■ **Required task**: Repeat the material below word for word and leave out all pictures.

==== Input records ====

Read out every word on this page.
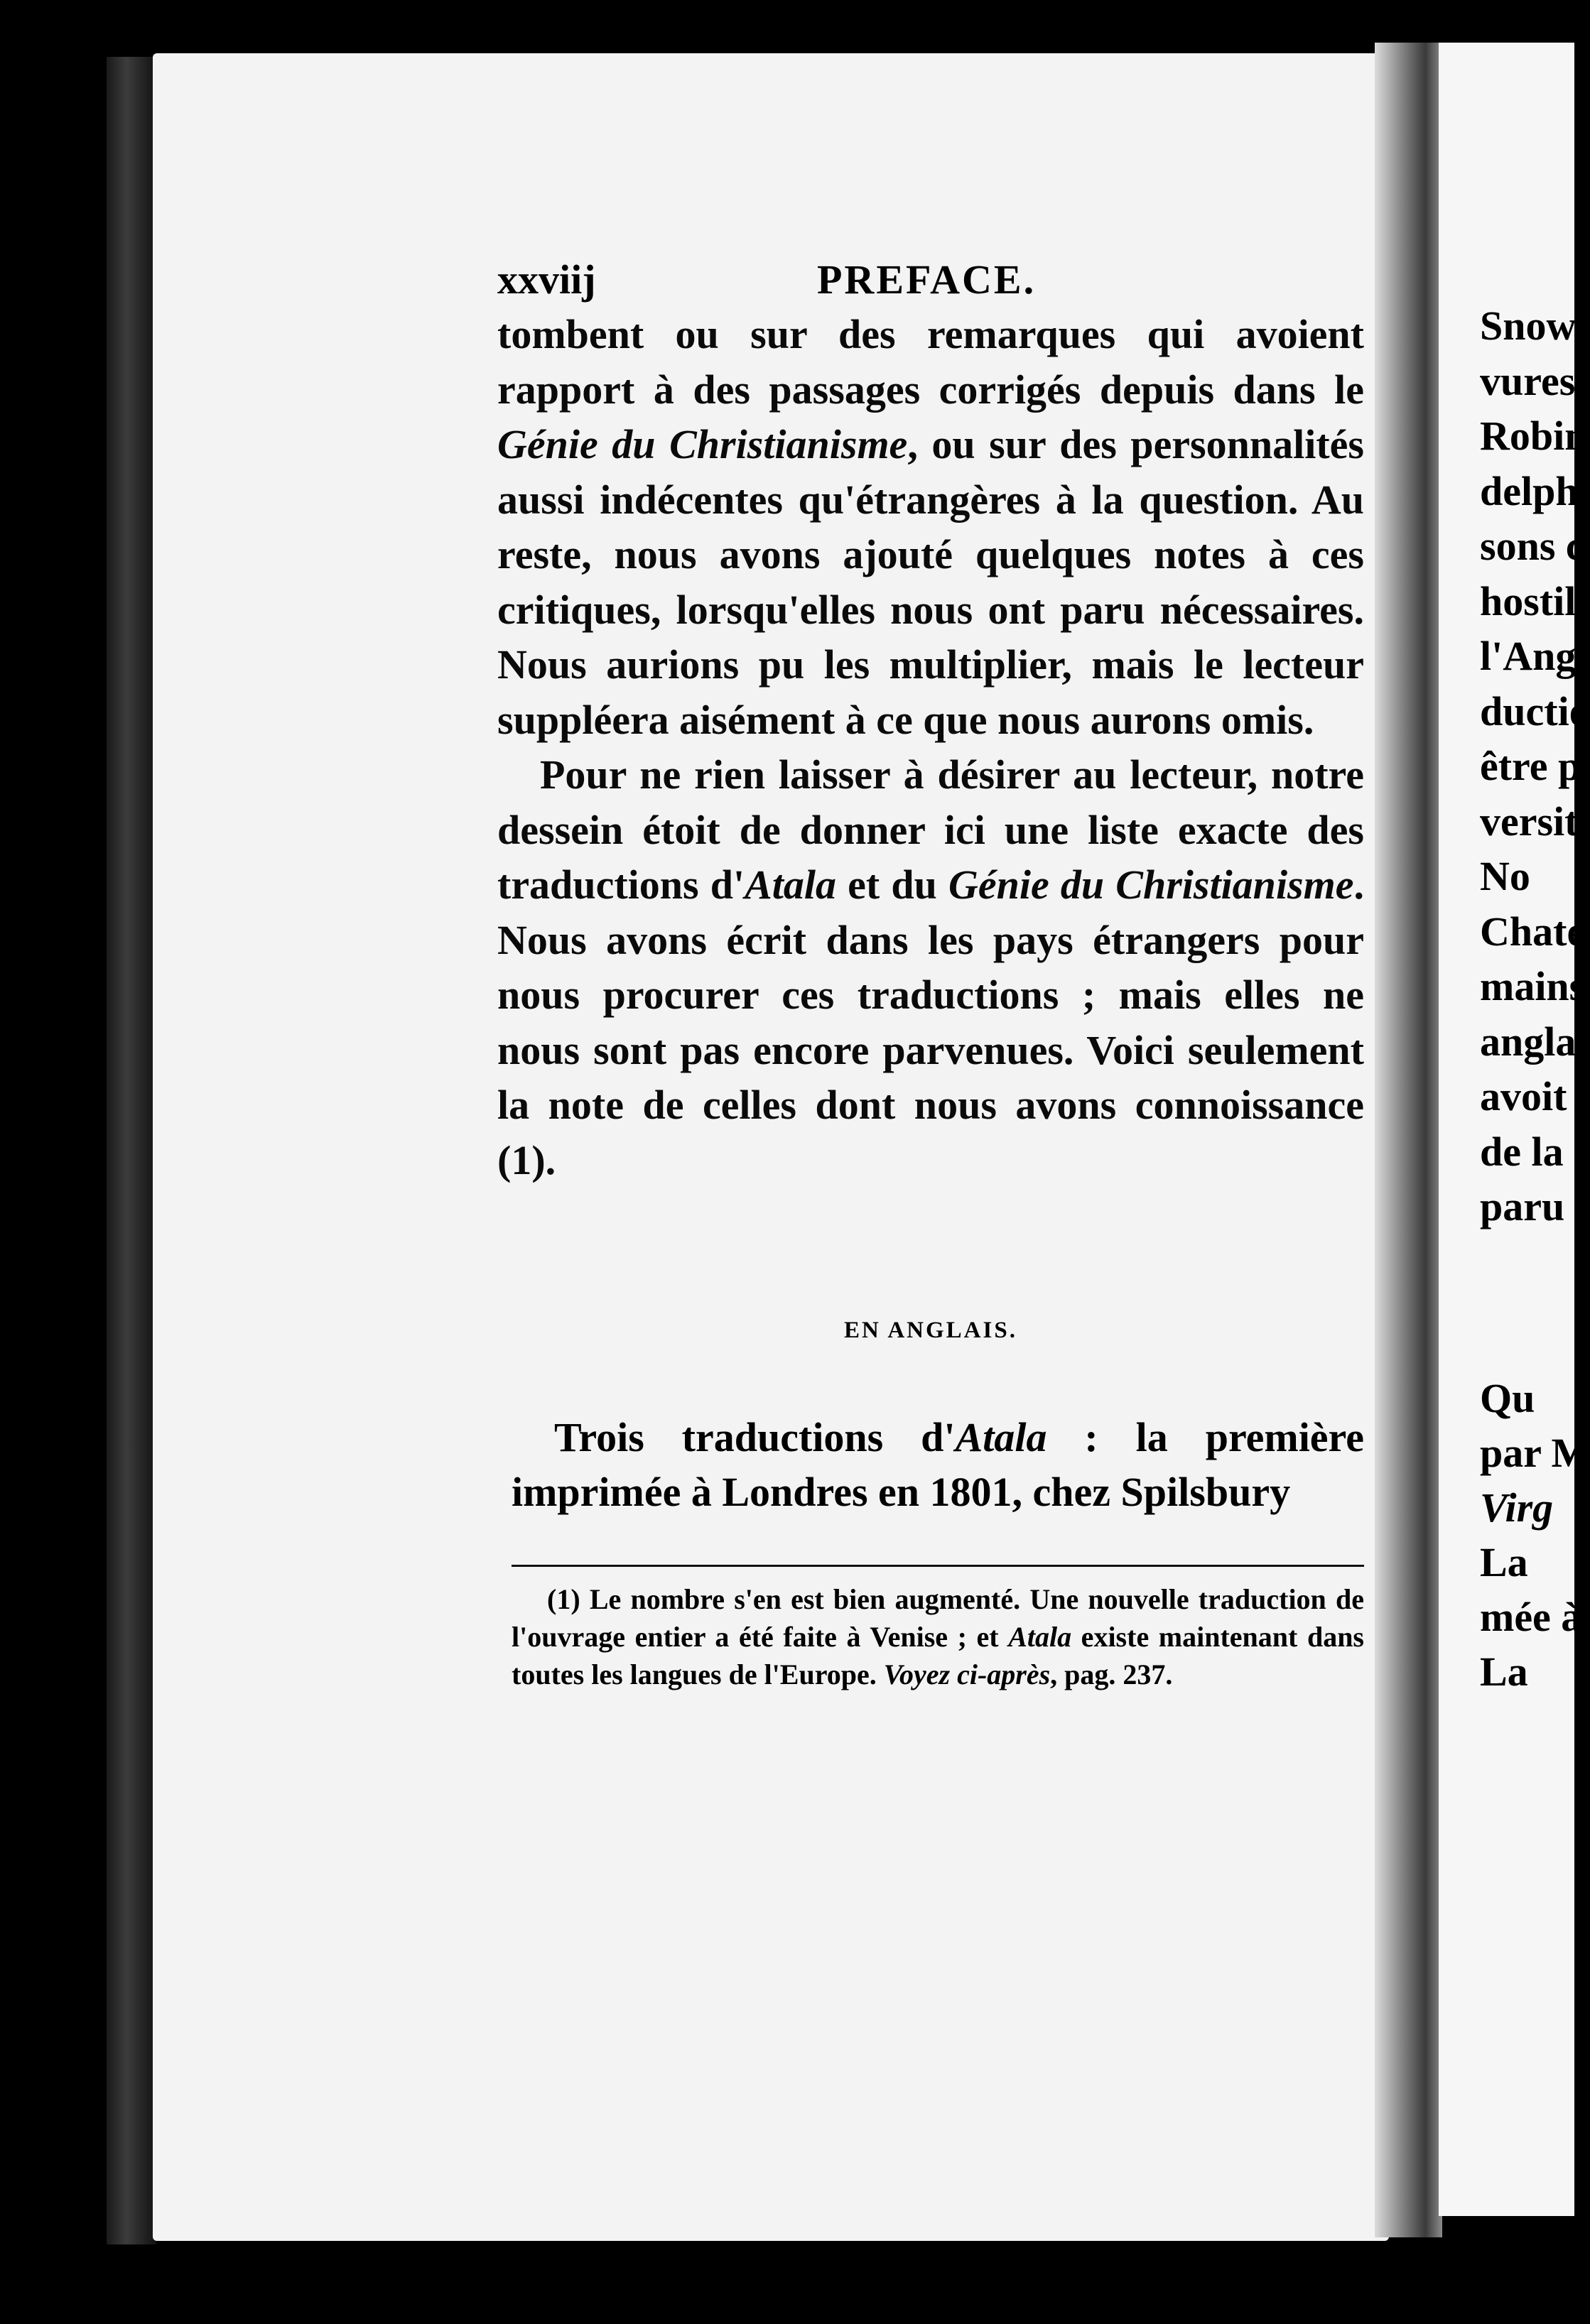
xxviij	PREFACE.

tombent ou sur des remarques qui avoient rapport à des passages corrigés depuis dans le Génie du Christianisme, ou sur des personnalités aussi indécentes qu'étrangères à la question. Au reste, nous avons ajouté quelques notes à ces critiques, lorsqu'elles nous ont paru nécessaires. Nous aurions pu les multiplier, mais le lecteur suppléera aisément à ce que nous aurons omis.

Pour ne rien laisser à désirer au lecteur, notre dessein étoit de donner ici une liste exacte des traductions d'Atala et du Génie du Christianisme. Nous avons écrit dans les pays étrangers pour nous procurer ces traductions ; mais elles ne nous sont pas encore parvenues. Voici seulement la note de celles dont nous avons connoissance (1).

EN ANGLAIS.

Trois traductions d'Atala : la première imprimée à Londres en 1801, chez Spilsbury

(1) Le nombre s'en est bien augmenté. Une nouvelle traduction de l'ouvrage entier a été faite à Venise ; et Atala existe maintenant dans toutes les langues de l'Europe. Voyez ci-après, pag. 237.

Snow
vures
Robin
delph
sons c
hostil
l'Ang
ductio
être p
versit
No
Chate
mains
angla
avoit
de la
paru
Qu
par M
Virg
La
mée à
La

====

■ **Solution**:
Read out every word on this page.
xxviij	PREFACE.

tombent ou sur des remarques qui avoient rapport à des passages corrigés depuis dans le Génie du Christianisme, ou sur des personnalités aussi indécentes qu'étrangères à la question. Au reste, nous avons ajouté quelques notes à ces critiques, lorsqu'elles nous ont paru nécessaires. Nous aurions pu les multiplier, mais le lecteur suppléera aisément à ce que nous aurons omis.

Pour ne rien laisser à désirer au lecteur, notre dessein étoit de donner ici une liste exacte des traductions d'Atala et du Génie du Christianisme. Nous avons écrit dans les pays étrangers pour nous procurer ces traductions ; mais elles ne nous sont pas encore parvenues. Voici seulement la note de celles dont nous avons connoissance (1).

EN ANGLAIS.

Trois traductions d'Atala : la première imprimée à Londres en 1801, chez Spilsbury

(1) Le nombre s'en est bien augmenté. Une nouvelle traduction de l'ouvrage entier a été faite à Venise ; et Atala existe maintenant dans toutes les langues de l'Europe. Voyez ci-après, pag. 237.

Snow
vures
Robin
delph
sons c
hostil
l'Ang
ductio
être p
versit
No
Chate
mains
angla
avoit
de la
paru
Qu
par M
Virg
La
mée à
La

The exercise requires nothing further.